SHORT EXERCISE A | Extract every line from the rows below that contains the string "title". Matching is case-sensitive.

PASSAGE TO READ |
____________
Kristian Dennis

Personal information
- Full name: Kristian Dennis
- Date of birth: 11 March 1990 (age 36)
- Place of birth: Manchester, England
- Height: 6 ft 1 in (1.85 m)
- Position: Forward

Team information
- Current team: Altrincham

Youth career
- 0000–2008: Macclesfield Town

Senior career*
- Years: Team / Apps / (Gls)
- 2007–2010: Macclesfield Town / 4 / (1)
- 2008: → Ashton United (loan) / 3 / (1)
- 2009–2010: → Woodley Sports (loan)
- 2010: Woodley Sports / 15 / (8)
- 2010–2011: Mossley / 31 / (10)
- 2011–2013: Curzon Ashton / 82 / (69)
- 2013–2016: Stockport County / 60 / (27)
- 2015–2016: → Macclesfield Town (loan) / 38 / (22)
- 2016–2018: Chesterfield / 78 / (27)
- 2018–2020: Notts County / 54 / (15)
- 2019: → Grimsby Town (loan) / 13 / (1)
- 2020–2022: St Mirren / 30 / (3)
- 2022–2023: Carlisle United / 61 / (22)
- 2023–2026: Tranmere Rovers / 92 / (15)
- 2026–: Altrincham / 0 / (0)

= Kristian Dennis =

English footballer (born 1990)

Kristian Dennis (born 12 March 1990) is an English footballer who plays as a forward for club Altrincham.

Dennis began his career at Football League Two club Macclesfield Town, graduating from the Centre of Excellence and Youth Academy and making his first-team debut in 2007. He had brief loan spells with Ashton United and Woodley Sports before he was released in May 2010 following the 2009–10 Football League Two season.

He joined Woodley Sports permanently, before moving on to Mossley in November 2010. He signed with Curzon Ashton in June 2011, and went on to score 72 goals in two seasons with the club, before joining Stockport County in May 2013. He spent three seasons with County, though spent the third season on loan at Macclesfield Town, where he scored 29 goals, picking up the National League Player of the Month award for November 2015. He returned to the English Football League when he signed with Chesterfield in May 2016, and despite suffering consecutive relegation from League One and League Two, he impressed with 32 goals in 90 appearances in a struggling team.
____________
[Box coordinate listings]
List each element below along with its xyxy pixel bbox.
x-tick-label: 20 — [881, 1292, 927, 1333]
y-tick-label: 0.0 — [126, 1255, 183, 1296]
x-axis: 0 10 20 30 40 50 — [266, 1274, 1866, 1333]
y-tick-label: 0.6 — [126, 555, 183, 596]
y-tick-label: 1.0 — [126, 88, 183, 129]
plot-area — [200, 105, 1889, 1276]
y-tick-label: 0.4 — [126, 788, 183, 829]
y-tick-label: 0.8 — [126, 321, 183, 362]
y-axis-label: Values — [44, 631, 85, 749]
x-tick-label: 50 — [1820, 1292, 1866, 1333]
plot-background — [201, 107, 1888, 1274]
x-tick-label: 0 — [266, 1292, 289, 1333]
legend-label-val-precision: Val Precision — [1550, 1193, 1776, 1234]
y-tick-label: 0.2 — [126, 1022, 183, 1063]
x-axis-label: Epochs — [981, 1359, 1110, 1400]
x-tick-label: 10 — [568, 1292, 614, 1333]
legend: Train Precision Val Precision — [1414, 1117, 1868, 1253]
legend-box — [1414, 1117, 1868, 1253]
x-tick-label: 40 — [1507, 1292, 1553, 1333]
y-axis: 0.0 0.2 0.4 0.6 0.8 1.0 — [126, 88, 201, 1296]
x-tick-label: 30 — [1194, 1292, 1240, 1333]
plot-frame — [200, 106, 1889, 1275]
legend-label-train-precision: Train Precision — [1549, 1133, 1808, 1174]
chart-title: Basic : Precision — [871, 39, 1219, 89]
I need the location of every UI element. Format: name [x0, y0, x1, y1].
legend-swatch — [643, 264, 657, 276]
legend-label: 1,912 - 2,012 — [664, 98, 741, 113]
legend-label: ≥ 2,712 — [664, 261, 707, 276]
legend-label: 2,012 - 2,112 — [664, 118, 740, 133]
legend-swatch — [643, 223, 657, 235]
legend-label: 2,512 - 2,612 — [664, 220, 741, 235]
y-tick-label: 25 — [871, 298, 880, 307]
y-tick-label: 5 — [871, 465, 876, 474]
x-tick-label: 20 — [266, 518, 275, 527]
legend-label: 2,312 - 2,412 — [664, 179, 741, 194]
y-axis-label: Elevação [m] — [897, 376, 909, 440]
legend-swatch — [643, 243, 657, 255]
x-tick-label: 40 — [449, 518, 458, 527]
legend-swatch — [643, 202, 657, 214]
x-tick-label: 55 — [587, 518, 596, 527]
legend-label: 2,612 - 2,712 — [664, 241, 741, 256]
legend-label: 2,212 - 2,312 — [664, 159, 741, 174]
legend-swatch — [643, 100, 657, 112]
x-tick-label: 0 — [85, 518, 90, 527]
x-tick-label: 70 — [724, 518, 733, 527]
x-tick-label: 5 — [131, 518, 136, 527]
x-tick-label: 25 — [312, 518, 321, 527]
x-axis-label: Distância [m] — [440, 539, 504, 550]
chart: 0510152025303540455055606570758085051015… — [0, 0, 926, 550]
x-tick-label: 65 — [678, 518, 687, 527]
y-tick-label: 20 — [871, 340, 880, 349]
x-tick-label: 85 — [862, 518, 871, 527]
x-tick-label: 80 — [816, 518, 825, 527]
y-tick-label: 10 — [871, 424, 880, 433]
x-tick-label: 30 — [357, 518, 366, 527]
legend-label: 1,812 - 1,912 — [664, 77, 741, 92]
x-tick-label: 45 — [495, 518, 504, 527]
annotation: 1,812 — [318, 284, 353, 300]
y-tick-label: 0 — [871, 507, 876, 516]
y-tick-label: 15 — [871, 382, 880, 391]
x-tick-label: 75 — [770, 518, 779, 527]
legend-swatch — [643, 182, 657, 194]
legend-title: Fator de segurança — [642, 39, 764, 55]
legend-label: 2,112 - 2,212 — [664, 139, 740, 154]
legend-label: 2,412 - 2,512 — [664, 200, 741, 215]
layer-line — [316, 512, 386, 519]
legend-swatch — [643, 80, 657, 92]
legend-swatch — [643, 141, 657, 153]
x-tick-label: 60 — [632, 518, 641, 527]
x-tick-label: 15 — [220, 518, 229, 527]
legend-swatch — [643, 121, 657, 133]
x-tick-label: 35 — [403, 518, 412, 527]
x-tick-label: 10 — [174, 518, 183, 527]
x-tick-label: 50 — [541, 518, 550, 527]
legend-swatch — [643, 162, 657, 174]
____________
SHORT EXERCISE B | According to the article on Kristian Dennis, which award did he receive while on loan at Macclesfield Town?

CORRECT OUTPUT A |
chart-title: Basic : Precision — [871, 39, 1219, 89]
legend-title: Fator de segurança — [642, 39, 764, 55]

CORRECT OUTPUT B | The National League Player of the Month award for November 2015.